REQUIRED TASK:
Can you write out the lines below word for word, keeping every character, number and space the same?

EXERCISE INPUTS:

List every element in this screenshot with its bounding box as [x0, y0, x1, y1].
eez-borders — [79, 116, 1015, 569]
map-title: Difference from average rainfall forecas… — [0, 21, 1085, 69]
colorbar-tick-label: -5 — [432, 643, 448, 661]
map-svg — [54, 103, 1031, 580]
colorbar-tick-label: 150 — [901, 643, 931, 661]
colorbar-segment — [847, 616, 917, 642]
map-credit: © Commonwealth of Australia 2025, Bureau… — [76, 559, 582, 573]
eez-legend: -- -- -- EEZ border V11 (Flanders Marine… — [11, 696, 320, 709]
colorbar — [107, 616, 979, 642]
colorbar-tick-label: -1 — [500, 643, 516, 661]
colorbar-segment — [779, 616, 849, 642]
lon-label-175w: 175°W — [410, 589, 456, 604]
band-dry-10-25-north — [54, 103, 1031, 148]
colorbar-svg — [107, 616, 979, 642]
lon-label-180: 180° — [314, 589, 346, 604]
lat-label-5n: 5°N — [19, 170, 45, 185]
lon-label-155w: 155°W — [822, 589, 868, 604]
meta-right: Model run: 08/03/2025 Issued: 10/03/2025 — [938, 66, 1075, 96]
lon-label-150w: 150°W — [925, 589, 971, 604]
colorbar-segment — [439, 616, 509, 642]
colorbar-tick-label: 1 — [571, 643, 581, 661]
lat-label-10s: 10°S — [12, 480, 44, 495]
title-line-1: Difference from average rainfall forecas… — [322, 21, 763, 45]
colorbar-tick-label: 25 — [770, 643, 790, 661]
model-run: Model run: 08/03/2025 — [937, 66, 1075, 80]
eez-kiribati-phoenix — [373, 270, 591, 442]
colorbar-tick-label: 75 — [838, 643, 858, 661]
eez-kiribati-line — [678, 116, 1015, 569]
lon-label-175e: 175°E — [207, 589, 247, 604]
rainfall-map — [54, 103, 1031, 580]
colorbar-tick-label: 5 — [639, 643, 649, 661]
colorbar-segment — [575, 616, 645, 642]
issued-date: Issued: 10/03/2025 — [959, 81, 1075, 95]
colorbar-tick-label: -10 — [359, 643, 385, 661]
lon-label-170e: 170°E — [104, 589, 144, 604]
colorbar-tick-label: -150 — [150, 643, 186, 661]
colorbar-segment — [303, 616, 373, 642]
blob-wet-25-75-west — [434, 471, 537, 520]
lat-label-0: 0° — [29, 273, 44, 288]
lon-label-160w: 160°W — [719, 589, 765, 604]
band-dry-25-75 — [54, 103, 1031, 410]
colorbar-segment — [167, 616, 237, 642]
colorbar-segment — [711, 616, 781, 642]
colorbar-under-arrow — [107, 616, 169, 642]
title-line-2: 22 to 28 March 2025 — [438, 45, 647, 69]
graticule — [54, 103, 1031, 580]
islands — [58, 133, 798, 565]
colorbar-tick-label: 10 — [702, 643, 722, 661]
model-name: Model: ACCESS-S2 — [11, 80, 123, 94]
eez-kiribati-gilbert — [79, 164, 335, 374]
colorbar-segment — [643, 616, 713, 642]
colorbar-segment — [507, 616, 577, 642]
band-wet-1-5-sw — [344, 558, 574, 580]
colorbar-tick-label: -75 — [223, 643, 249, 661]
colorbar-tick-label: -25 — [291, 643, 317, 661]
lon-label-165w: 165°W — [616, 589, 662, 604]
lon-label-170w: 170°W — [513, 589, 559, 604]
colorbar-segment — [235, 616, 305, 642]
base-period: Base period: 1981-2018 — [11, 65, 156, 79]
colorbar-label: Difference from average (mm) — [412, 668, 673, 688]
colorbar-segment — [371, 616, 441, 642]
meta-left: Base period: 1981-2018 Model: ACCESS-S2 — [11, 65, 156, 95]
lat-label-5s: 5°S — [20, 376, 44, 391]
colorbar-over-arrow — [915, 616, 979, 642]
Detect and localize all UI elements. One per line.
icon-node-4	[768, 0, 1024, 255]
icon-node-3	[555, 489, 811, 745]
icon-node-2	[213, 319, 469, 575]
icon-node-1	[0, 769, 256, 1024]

RESPONSE:
List every element in this screenshot with its bounding box as [x0, y0, x1, y1].
eez-borders — [79, 116, 1015, 569]
map-title: Difference from average rainfall forecas… — [0, 21, 1085, 69]
colorbar-tick-label: -5 — [432, 643, 448, 661]
map-svg — [54, 103, 1031, 580]
colorbar-tick-label: 150 — [901, 643, 931, 661]
colorbar-segment — [847, 616, 917, 642]
map-credit: © Commonwealth of Australia 2025, Bureau… — [76, 559, 582, 573]
eez-legend: -- -- -- EEZ border V11 (Flanders Marine… — [11, 696, 320, 709]
colorbar — [107, 616, 979, 642]
colorbar-tick-label: -1 — [500, 643, 516, 661]
colorbar-segment — [779, 616, 849, 642]
lon-label-175w: 175°W — [410, 589, 456, 604]
band-dry-10-25-north — [54, 103, 1031, 148]
colorbar-svg — [107, 616, 979, 642]
lon-label-180: 180° — [314, 589, 346, 604]
lat-label-5n: 5°N — [19, 170, 45, 185]
lon-label-155w: 155°W — [822, 589, 868, 604]
meta-right: Model run: 08/03/2025 Issued: 10/03/2025 — [938, 66, 1075, 96]
lon-label-150w: 150°W — [925, 589, 971, 604]
colorbar-segment — [439, 616, 509, 642]
colorbar-tick-label: 1 — [571, 643, 581, 661]
lat-label-10s: 10°S — [12, 480, 44, 495]
title-line-1: Difference from average rainfall forecas… — [322, 21, 763, 45]
colorbar-tick-label: 25 — [770, 643, 790, 661]
model-run: Model run: 08/03/2025 — [937, 66, 1075, 80]
eez-kiribati-phoenix — [373, 270, 591, 442]
colorbar-tick-label: 75 — [838, 643, 858, 661]
eez-kiribati-line — [678, 116, 1015, 569]
lon-label-175e: 175°E — [207, 589, 247, 604]
rainfall-map — [54, 103, 1031, 580]
colorbar-tick-label: 5 — [639, 643, 649, 661]
colorbar-segment — [575, 616, 645, 642]
issued-date: Issued: 10/03/2025 — [959, 81, 1075, 95]
colorbar-tick-label: -10 — [359, 643, 385, 661]
lon-label-170e: 170°E — [104, 589, 144, 604]
colorbar-tick-label: -150 — [150, 643, 186, 661]
colorbar-segment — [303, 616, 373, 642]
blob-wet-25-75-west — [434, 471, 537, 520]
lat-label-0: 0° — [29, 273, 44, 288]
lon-label-160w: 160°W — [719, 589, 765, 604]
band-dry-25-75 — [54, 103, 1031, 410]
colorbar-segment — [167, 616, 237, 642]
colorbar-segment — [711, 616, 781, 642]
colorbar-under-arrow — [107, 616, 169, 642]
title-line-2: 22 to 28 March 2025 — [438, 45, 647, 69]
graticule — [54, 103, 1031, 580]
islands — [58, 133, 798, 565]
colorbar-tick-label: 10 — [702, 643, 722, 661]
model-name: Model: ACCESS-S2 — [11, 80, 123, 94]
eez-kiribati-gilbert — [79, 164, 335, 374]
colorbar-segment — [643, 616, 713, 642]
colorbar-segment — [507, 616, 577, 642]
band-wet-1-5-sw — [344, 558, 574, 580]
colorbar-tick-label: -75 — [223, 643, 249, 661]
colorbar-tick-label: -25 — [291, 643, 317, 661]
lon-label-165w: 165°W — [616, 589, 662, 604]
lon-label-170w: 170°W — [513, 589, 559, 604]
colorbar-segment — [235, 616, 305, 642]
base-period: Base period: 1981-2018 — [11, 65, 156, 79]
colorbar-label: Difference from average (mm) — [412, 668, 673, 688]
colorbar-segment — [371, 616, 441, 642]
meta-left: Base period: 1981-2018 Model: ACCESS-S2 — [11, 65, 156, 95]
lat-label-5s: 5°S — [20, 376, 44, 391]
colorbar-over-arrow — [915, 616, 979, 642]
Detect and localize all UI elements. One per line.
icon-node-4	[768, 0, 1024, 255]
icon-node-3	[555, 489, 811, 745]
icon-node-2	[213, 319, 469, 575]
icon-node-1	[0, 769, 256, 1024]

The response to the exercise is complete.